WHAT THE TASK REQUIRES>
Quote each record exactly, please, leaving none out.

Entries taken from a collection
______________________________

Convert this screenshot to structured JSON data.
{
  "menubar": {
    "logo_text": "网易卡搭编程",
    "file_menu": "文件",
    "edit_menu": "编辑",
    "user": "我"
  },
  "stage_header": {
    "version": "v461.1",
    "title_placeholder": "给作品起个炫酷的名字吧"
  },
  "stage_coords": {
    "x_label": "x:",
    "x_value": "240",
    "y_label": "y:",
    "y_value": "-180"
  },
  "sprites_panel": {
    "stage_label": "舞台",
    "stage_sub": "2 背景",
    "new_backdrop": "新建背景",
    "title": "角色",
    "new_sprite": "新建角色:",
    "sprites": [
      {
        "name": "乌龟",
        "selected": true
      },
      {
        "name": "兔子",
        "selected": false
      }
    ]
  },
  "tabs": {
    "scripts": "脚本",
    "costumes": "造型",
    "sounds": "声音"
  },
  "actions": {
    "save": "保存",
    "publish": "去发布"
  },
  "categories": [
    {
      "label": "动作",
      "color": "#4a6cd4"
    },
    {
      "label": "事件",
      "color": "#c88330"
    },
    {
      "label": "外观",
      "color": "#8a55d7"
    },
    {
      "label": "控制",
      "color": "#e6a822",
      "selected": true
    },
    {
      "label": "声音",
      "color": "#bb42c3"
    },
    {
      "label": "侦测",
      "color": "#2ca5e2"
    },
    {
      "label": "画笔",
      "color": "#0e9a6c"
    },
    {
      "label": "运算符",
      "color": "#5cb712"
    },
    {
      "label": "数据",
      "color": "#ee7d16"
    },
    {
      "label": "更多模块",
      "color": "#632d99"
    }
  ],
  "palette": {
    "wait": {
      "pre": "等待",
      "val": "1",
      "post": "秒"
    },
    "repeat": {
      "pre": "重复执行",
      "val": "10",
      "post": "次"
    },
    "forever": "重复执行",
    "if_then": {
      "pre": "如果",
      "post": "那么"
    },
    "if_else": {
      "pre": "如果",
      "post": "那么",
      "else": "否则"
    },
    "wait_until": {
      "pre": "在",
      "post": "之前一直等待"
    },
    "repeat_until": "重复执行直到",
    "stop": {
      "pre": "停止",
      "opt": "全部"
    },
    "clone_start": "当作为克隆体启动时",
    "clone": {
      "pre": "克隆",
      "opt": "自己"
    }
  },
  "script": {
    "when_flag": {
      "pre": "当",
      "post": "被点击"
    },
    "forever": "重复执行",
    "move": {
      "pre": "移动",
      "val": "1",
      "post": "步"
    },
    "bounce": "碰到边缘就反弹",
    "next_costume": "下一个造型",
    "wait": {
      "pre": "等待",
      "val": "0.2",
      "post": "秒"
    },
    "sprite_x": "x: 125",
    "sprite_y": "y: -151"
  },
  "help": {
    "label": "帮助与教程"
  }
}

______________________________

THE RESPONSE>
Convert this screenshot to structured JSON data.
{
  "menubar": {
    "logo_text": "网易卡搭编程",
    "file_menu": "文件",
    "edit_menu": "编辑",
    "user": "我"
  },
  "stage_header": {
    "version": "v461.1",
    "title_placeholder": "给作品起个炫酷的名字吧"
  },
  "stage_coords": {
    "x_label": "x:",
    "x_value": "240",
    "y_label": "y:",
    "y_value": "-180"
  },
  "sprites_panel": {
    "stage_label": "舞台",
    "stage_sub": "2 背景",
    "new_backdrop": "新建背景",
    "title": "角色",
    "new_sprite": "新建角色:",
    "sprites": [
      {
        "name": "乌龟",
        "selected": true
      },
      {
        "name": "兔子",
        "selected": false
      }
    ]
  },
  "tabs": {
    "scripts": "脚本",
    "costumes": "造型",
    "sounds": "声音"
  },
  "actions": {
    "save": "保存",
    "publish": "去发布"
  },
  "categories": [
    {
      "label": "动作",
      "color": "#4a6cd4"
    },
    {
      "label": "事件",
      "color": "#c88330"
    },
    {
      "label": "外观",
      "color": "#8a55d7"
    },
    {
      "label": "控制",
      "color": "#e6a822",
      "selected": true
    },
    {
      "label": "声音",
      "color": "#bb42c3"
    },
    {
      "label": "侦测",
      "color": "#2ca5e2"
    },
    {
      "label": "画笔",
      "color": "#0e9a6c"
    },
    {
      "label": "运算符",
      "color": "#5cb712"
    },
    {
      "label": "数据",
      "color": "#ee7d16"
    },
    {
      "label": "更多模块",
      "color": "#632d99"
    }
  ],
  "palette": {
    "wait": {
      "pre": "等待",
      "val": "1",
      "post": "秒"
    },
    "repeat": {
      "pre": "重复执行",
      "val": "10",
      "post": "次"
    },
    "forever": "重复执行",
    "if_then": {
      "pre": "如果",
      "post": "那么"
    },
    "if_else": {
      "pre": "如果",
      "post": "那么",
      "else": "否则"
    },
    "wait_until": {
      "pre": "在",
      "post": "之前一直等待"
    },
    "repeat_until": "重复执行直到",
    "stop": {
      "pre": "停止",
      "opt": "全部"
    },
    "clone_start": "当作为克隆体启动时",
    "clone": {
      "pre": "克隆",
      "opt": "自己"
    }
  },
  "script": {
    "when_flag": {
      "pre": "当",
      "post": "被点击"
    },
    "forever": "重复执行",
    "move": {
      "pre": "移动",
      "val": "1",
      "post": "步"
    },
    "bounce": "碰到边缘就反弹",
    "next_costume": "下一个造型",
    "wait": {
      "pre": "等待",
      "val": "0.2",
      "post": "秒"
    },
    "sprite_x": "x: 125",
    "sprite_y": "y: -151"
  },
  "help": {
    "label": "帮助与教程"
  }
}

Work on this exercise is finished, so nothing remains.